▶ [Source material]
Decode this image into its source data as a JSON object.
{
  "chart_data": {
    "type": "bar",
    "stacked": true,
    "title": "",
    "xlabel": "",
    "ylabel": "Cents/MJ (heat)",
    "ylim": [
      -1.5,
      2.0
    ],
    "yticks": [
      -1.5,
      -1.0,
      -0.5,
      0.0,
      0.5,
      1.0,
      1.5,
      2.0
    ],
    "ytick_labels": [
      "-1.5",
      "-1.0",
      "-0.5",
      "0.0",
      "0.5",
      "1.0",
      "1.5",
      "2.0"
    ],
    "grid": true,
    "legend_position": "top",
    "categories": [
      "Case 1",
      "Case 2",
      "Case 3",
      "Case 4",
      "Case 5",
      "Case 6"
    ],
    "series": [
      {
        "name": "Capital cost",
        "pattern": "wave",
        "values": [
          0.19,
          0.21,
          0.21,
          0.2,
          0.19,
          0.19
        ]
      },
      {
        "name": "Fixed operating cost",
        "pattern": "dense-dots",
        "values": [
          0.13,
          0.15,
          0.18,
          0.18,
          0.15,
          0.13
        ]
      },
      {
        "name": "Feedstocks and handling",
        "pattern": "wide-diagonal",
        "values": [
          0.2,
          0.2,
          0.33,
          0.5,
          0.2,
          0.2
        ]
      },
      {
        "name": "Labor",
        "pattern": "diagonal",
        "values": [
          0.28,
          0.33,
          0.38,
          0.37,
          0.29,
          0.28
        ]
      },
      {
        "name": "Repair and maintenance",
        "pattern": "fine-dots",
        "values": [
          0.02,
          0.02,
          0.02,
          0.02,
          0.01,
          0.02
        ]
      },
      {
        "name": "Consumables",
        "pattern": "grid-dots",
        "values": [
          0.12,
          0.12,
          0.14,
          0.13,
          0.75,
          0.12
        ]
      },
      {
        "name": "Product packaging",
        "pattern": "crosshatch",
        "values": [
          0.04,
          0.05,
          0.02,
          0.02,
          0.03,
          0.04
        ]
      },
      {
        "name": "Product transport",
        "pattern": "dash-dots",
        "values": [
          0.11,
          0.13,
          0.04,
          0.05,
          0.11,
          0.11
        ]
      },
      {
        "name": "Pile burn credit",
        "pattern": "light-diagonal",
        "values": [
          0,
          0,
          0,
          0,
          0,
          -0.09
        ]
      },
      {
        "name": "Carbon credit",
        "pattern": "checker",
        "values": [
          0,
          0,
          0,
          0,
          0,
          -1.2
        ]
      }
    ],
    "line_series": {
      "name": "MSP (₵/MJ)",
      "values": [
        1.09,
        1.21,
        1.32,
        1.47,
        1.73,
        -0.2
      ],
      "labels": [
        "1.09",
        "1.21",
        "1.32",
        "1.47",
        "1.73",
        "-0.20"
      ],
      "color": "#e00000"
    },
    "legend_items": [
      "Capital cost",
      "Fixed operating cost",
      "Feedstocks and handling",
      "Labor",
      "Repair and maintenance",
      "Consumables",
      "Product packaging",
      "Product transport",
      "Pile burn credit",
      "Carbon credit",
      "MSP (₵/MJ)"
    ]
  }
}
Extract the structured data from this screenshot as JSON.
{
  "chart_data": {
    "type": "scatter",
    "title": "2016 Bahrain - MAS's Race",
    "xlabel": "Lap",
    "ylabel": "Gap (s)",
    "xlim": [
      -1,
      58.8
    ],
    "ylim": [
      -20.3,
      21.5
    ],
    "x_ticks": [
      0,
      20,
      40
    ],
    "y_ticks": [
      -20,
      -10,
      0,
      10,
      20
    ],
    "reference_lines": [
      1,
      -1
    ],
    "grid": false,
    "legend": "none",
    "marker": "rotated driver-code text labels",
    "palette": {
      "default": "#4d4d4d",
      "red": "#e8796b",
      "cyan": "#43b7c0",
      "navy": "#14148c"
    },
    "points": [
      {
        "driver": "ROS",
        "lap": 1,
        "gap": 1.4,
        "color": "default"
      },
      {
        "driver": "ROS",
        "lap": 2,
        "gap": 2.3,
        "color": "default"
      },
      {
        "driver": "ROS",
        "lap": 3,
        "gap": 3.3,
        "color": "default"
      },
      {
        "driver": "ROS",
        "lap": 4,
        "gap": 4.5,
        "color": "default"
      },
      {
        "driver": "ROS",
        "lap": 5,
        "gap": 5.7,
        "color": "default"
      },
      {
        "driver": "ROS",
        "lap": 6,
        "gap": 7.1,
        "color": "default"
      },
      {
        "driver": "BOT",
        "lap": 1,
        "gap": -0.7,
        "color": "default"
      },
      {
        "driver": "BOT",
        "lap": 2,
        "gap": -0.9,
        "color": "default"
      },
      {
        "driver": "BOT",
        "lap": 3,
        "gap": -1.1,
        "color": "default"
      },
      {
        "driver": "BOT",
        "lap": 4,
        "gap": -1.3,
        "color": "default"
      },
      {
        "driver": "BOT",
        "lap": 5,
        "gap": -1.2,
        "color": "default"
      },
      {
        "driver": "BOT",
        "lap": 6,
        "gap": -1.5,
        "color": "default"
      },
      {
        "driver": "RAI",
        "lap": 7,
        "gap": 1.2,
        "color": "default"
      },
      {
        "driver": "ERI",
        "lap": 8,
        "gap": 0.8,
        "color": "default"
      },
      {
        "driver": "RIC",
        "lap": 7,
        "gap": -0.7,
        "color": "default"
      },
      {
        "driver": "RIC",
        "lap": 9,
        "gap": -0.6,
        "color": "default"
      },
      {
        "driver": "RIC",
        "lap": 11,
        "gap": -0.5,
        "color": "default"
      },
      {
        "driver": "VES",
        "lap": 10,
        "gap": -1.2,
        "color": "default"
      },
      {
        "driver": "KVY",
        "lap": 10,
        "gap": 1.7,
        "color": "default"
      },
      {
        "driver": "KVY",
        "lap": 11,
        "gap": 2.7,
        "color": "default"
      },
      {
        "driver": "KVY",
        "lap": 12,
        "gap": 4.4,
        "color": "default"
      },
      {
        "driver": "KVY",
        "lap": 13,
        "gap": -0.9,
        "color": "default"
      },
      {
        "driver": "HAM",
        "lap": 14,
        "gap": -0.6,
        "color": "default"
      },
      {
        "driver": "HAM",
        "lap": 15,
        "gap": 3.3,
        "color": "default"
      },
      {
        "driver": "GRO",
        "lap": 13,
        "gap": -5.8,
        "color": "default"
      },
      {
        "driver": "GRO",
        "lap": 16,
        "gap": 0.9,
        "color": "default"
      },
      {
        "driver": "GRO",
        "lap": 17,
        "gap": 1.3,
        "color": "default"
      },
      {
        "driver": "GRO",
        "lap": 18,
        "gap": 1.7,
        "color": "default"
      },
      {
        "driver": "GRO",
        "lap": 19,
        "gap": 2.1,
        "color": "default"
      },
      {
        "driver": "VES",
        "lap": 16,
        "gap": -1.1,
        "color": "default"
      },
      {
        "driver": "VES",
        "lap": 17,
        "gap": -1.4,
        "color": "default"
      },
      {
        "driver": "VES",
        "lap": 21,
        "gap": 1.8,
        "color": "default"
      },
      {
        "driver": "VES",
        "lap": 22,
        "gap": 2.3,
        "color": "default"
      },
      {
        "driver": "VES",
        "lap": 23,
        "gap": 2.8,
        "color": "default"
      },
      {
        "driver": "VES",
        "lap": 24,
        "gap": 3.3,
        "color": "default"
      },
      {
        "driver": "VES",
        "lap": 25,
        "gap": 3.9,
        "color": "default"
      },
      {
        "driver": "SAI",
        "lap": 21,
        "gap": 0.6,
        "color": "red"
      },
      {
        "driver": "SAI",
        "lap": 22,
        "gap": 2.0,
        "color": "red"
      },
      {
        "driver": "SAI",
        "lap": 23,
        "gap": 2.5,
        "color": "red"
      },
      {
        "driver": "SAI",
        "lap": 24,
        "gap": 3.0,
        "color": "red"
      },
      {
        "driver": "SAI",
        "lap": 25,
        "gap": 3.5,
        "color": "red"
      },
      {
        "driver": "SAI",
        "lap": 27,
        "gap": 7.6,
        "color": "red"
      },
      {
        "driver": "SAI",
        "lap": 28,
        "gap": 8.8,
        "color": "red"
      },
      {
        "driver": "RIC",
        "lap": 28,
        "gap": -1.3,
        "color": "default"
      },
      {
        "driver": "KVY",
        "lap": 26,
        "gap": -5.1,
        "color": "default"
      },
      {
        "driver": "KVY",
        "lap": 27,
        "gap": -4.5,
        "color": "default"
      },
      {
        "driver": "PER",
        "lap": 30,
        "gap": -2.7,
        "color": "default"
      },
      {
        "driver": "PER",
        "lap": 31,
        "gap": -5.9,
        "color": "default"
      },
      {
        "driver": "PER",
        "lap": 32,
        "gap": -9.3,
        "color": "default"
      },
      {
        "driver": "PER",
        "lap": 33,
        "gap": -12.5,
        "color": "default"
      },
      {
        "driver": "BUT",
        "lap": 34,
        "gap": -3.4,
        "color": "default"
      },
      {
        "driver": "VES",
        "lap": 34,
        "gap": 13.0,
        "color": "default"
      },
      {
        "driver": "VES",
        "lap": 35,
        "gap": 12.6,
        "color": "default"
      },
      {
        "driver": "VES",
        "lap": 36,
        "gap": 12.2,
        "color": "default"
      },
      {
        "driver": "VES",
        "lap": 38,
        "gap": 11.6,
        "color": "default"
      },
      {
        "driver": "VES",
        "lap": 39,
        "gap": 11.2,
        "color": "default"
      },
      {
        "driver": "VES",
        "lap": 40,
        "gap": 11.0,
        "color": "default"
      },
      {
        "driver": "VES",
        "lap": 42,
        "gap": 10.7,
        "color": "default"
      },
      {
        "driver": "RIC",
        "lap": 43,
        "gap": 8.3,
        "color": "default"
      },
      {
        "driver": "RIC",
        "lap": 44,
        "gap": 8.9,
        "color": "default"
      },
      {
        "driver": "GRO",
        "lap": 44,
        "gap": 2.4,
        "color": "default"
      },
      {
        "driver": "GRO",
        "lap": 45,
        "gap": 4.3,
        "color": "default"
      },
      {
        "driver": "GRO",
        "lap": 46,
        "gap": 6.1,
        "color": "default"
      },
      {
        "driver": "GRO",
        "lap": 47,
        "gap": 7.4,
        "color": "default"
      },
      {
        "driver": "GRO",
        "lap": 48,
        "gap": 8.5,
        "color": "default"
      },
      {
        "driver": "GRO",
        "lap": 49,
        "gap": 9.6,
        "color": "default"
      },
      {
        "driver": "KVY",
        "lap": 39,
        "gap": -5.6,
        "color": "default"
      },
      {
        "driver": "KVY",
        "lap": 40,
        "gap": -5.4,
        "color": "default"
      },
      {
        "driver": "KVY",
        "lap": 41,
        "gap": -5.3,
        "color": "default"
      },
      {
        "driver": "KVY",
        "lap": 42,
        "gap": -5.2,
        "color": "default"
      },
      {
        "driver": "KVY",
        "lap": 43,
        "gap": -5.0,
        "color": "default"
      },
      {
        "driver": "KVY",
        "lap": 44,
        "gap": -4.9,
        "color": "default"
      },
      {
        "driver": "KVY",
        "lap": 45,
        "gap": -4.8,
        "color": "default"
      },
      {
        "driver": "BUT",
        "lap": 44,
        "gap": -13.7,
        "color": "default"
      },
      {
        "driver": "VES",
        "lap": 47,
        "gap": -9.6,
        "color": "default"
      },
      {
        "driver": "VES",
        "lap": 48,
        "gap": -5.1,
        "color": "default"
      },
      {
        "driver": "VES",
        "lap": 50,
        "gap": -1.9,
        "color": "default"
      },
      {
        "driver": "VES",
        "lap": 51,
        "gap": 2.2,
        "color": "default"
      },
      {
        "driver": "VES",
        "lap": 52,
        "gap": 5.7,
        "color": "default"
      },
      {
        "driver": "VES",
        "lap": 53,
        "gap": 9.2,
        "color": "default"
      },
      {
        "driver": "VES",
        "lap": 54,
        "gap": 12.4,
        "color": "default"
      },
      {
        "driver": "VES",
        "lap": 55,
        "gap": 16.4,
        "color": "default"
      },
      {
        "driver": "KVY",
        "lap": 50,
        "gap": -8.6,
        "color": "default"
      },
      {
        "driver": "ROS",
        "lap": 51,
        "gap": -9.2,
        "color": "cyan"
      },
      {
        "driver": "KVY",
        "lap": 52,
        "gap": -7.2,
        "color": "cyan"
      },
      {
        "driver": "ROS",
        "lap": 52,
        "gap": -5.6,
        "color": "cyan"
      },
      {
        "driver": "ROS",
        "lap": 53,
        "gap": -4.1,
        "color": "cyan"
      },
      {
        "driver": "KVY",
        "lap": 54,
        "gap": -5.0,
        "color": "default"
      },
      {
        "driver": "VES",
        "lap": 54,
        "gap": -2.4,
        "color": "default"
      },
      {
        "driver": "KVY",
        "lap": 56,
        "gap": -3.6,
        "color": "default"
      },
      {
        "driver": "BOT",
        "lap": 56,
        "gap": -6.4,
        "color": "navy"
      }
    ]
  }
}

▶ [Problem description] Wherever the word "Feedstocks" occurs in a line of the listing, copy that line.

▶ [Completed exercise]
        "name": "Feedstocks and handling",
      "Feedstocks and handling",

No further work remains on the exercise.